◆ Task requirements
Gather from the material every line that contains the string "Studies".

[Stored records]
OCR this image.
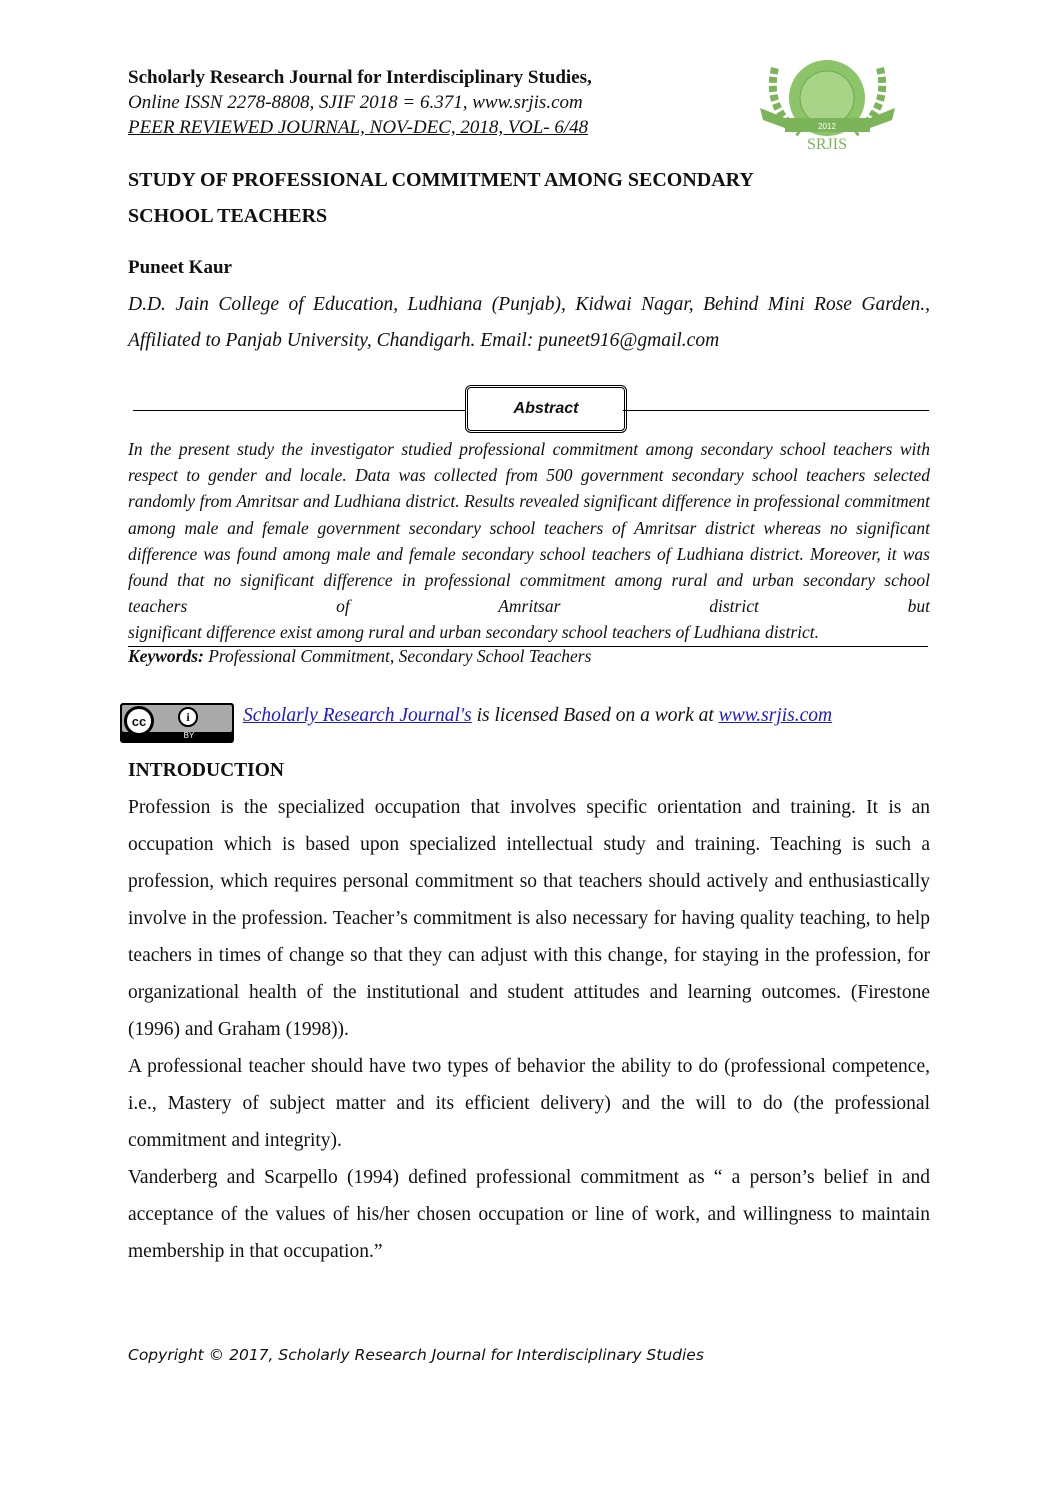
Scholarly Research Journal for Interdisciplinary Studies,
Online ISSN 2278-8808, SJIF 2018 = 6.371, www.srjis.com
PEER REVIEWED JOURNAL, NOV-DEC, 2018, VOL- 6/48	2012
SRJIS
STUDY OF PROFESSIONAL COMMITMENT AMONG SECONDARY
SCHOOL TEACHERS
Puneet Kaur
D.D. Jain College of Education, Ludhiana (Punjab), Kidwai Nagar, Behind Mini Rose Garden., Affiliated to Panjab University, Chandigarh. Email: puneet916@gmail.com
Abstract
In the present study the investigator studied professional commitment among secondary school teachers with respect to gender and locale. Data was collected from 500 government secondary school teachers selected randomly from Amritsar and Ludhiana district. Results revealed significant difference in professional commitment among male and female government secondary school teachers of Amritsar district whereas no significant difference was found among male and female secondary school teachers of Ludhiana district. Moreover, it was found that no significant difference in professional commitment among rural and urban secondary school teachers of Amritsar district but
significant difference exist among rural and urban secondary school teachers of Ludhiana district.
Keywords: Professional Commitment, Secondary School Teachers
cc	i
BY
Scholarly Research Journal's is licensed Based on a work at www.srjis.com
INTRODUCTION

Profession is the specialized occupation that involves specific orientation and training. It is an occupation which is based upon specialized intellectual study and training. Teaching is such a profession, which requires personal commitment so that teachers should actively and enthusiastically involve in the profession. Teacher’s commitment is also necessary for having quality teaching, to help teachers in times of change so that they can adjust with this change, for staying in the profession, for organizational health of the institutional and student attitudes and learning outcomes. (Firestone (1996) and Graham (1998)).

A professional teacher should have two types of behavior the ability to do (professional competence, i.e., Mastery of subject matter and its efficient delivery) and the will to do (the professional commitment and integrity).

Vanderberg and Scarpello (1994) defined professional commitment as “ a person’s belief in and acceptance of the values of his/her chosen occupation or line of work, and willingness to maintain membership in that occupation.”

Copyright © 2017, Scholarly Research Journal for Interdisciplinary Studies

◆ Expected output
Scholarly Research Journal for Interdisciplinary Studies,
Copyright © 2017, Scholarly Research Journal for Interdisciplinary Studies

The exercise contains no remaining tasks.